
  6. says

    A Lurker From Mexico@#6:
    I don’t know what the hell you guys think you have going on up there, but it’s not a democracy by any stretch of the imagination.

    It’s an oligarchy. As we’ve just seen today, 500 or so oligarchs select the leader and completely ignore the popular vote.

  7. Silentbob says

    @ 5 mnb0

    “In the US we are so used to people being killed by guns”
    that some forget that the rates have been declining since 20 years.

    https://en.wikipedia.org/wiki/Crime_in_the_United_States#Homicide

    So it may be a bit premature to conclude that the USA is “a gun-obsessed, blood-soaked nation”.

    That’s a non sequitur. You can’t determine whether the USA is a gun-obsessed, blood-soaked nation by comparing it to itself 20 years ago, but by comparing it to other nations. From your own link:

    The US homicide rate, which has declined substantially since 1992 from a rate per 100,000 persons of 9.8 to 4.5 in 2013, is still among the highest in the industrialized world. [… ] In 2004, there were 5.5 homicides for every 100,000 persons, roughly three times as high as Canada (1.9) and six times as high as Germany and Italy (0.9).

    I’ve linked this infographic from the BBC before, but I’ll do it again because it seems much more relevant than your link to the contention that the USA is “a gun-obsessed, blood-soaked nation”. One look at that and the answer is obvious: Yes, it is.

  8. invivoMark says

    @Marcus Ranum #8, the problem with defining a legitimate state in such a stringent and nigh-impossible way is that it makes your claim that the US is not a legitimate state next to worthless. You might as well say that the US is a state. I’m really not sure what point you’re trying to make, if it’s anything beyond that obvious truism.

  9. says

    invivoMark@#11:
    @Marcus Ranum #8, the problem with defining a legitimate state in such a stringent and nigh-impossible way is that it makes your claim that the US is not a legitimate state next to worthless.

    Uh, no. It sets a bar as to what constitutes political legitimacy. The fact that virtually no state is legitimate under that definition is not my problem; it’s a problem with the degree of political control to which people willingly subject themselves, or are willing to accept under threat of violence.

(TASKS TO PERFORM):
a) What US homicide rate per 100,000 persons for 2013 does the comment thread give?
b) Copy everything in the comment thread from "The US homicide" down to "and Italy (0.9).".
c) Write what follows the last sentence of the comment thread.
The data that follow have no connection to the comment thread.

(RECORDS PROVIDED):
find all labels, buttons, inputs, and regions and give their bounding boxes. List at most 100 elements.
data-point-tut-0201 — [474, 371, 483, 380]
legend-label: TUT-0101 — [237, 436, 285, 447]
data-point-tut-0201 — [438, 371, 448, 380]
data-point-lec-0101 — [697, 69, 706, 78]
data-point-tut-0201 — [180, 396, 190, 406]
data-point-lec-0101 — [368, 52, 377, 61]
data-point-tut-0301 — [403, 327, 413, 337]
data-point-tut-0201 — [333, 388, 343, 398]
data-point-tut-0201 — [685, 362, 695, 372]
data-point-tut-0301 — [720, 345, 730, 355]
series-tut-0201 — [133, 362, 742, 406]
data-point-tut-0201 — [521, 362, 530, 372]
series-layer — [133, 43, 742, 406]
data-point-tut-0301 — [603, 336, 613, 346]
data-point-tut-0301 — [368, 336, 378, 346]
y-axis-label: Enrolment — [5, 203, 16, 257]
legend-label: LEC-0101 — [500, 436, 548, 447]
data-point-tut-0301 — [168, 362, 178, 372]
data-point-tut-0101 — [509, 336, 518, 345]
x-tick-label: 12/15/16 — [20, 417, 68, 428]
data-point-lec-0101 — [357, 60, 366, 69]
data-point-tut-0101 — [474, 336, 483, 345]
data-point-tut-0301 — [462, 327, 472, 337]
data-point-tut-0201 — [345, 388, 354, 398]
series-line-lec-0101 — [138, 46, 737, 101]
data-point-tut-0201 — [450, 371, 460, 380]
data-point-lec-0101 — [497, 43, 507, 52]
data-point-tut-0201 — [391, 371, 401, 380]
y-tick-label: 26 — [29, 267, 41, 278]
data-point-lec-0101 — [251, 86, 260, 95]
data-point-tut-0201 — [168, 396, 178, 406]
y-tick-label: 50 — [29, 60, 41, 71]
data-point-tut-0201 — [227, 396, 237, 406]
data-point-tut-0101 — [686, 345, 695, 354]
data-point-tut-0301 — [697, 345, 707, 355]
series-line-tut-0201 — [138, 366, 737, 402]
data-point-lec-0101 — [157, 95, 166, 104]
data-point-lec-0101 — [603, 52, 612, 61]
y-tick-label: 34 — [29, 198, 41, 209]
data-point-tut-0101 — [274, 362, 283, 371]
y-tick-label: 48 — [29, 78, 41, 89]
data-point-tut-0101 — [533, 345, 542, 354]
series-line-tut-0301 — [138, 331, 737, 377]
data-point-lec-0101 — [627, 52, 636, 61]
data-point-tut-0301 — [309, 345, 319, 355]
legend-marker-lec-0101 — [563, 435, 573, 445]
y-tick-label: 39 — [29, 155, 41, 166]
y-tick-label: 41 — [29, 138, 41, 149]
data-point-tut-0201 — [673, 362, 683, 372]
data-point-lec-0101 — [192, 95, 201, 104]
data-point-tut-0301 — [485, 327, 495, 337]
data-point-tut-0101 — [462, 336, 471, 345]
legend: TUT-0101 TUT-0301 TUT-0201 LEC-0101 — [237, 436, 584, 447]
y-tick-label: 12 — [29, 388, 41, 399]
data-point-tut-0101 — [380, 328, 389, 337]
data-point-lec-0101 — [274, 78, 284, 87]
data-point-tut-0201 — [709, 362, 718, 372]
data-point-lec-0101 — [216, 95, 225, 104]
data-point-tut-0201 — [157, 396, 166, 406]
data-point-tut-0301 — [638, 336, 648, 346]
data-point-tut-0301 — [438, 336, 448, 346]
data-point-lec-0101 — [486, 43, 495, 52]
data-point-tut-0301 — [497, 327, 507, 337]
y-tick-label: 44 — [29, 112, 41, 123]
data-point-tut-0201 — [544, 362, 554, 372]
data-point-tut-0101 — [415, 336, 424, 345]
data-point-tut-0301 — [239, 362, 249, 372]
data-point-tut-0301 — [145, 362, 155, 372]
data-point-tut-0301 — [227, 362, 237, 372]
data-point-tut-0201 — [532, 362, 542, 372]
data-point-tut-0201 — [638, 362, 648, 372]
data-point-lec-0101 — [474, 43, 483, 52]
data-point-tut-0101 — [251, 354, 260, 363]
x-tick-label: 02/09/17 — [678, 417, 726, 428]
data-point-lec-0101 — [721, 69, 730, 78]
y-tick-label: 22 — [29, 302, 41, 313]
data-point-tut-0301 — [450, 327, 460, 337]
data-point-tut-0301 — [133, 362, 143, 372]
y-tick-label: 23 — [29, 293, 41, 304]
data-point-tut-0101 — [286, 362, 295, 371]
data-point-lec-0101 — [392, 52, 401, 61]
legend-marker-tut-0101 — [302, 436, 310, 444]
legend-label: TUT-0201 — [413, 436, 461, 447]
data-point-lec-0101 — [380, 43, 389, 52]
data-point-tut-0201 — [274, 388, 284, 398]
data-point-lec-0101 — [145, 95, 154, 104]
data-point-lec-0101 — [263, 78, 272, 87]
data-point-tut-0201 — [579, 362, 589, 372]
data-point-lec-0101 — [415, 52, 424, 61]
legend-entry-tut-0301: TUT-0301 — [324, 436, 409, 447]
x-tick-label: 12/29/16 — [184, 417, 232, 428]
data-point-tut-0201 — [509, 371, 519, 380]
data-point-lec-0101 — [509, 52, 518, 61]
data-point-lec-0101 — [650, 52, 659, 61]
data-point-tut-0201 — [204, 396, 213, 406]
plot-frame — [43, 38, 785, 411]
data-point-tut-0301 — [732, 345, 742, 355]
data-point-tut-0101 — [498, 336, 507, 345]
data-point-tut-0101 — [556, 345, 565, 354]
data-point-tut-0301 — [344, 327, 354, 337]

(ANSWERS TO THE PROBLEMS):
a) 4.5

b)
The US homicide rate, which has declined substantially since 1992 from a rate per 100,000 persons of 9.8 to 4.5 in 2013, is still among the highest in the industrialized world. [… ] In 2004, there were 5.5 homicides for every 100,000 persons, roughly three times as high as Canada (1.9) and six times as high as Germany and Italy (0.9).

c)
    anything beyond that obvious truism

    I’m not trying to say the US is a state, you said that. Yes, it’s true. But the US is not a state that derives its operation from the will of the people. That’s not an obvious truism, it’s your pointless reformulation of my remarks that are the truism.

    A street gang of thugs doesn’t care if they’re legitimate, either. It doesn’t make them any less of a street gang of thugs. You’re arguing that because there are nothing but street gangs of thugs that it’s pointless to say they are thugs? I don’t agree. They are still thugs.

  10. Silentbob says

    @ ^

    Actually, in the context of the analogy, you said they were not a legitimate street gang of thugs.

    Hence AndrewD & invivoMark’s observation that the qualifier is hardly necessary under your definition.

  11. jrkrideau says

    @ 5 mnb0

    some forget that the rates [of homicide in the USA] have been declining since 20 years

    True but the same is true of almost all OECD members, it’s just that the USA’s rate is higher than anyone other than Mexico which we know is in the grip of a drug war. The only other countries that seems even close to the US rate afre Estonia whose high rate has been dropping precipitously in the last 20 years and Chile which looks like it’s probably plateauing. https://www.quandl.com/collections/society/oecd-murder-rates. As far as I can see it looks like Most Recent is probably 2014. Incompetent table creators.

  12. Pierce R. Butler says

    jrkrideau @ # 14: … Mexico which we know is in the grip of a drug war.

    A drug war driven entirely by the US market on one side and in large party by US taxpayers on the other, and probably conducted with mostly US weaponry all around.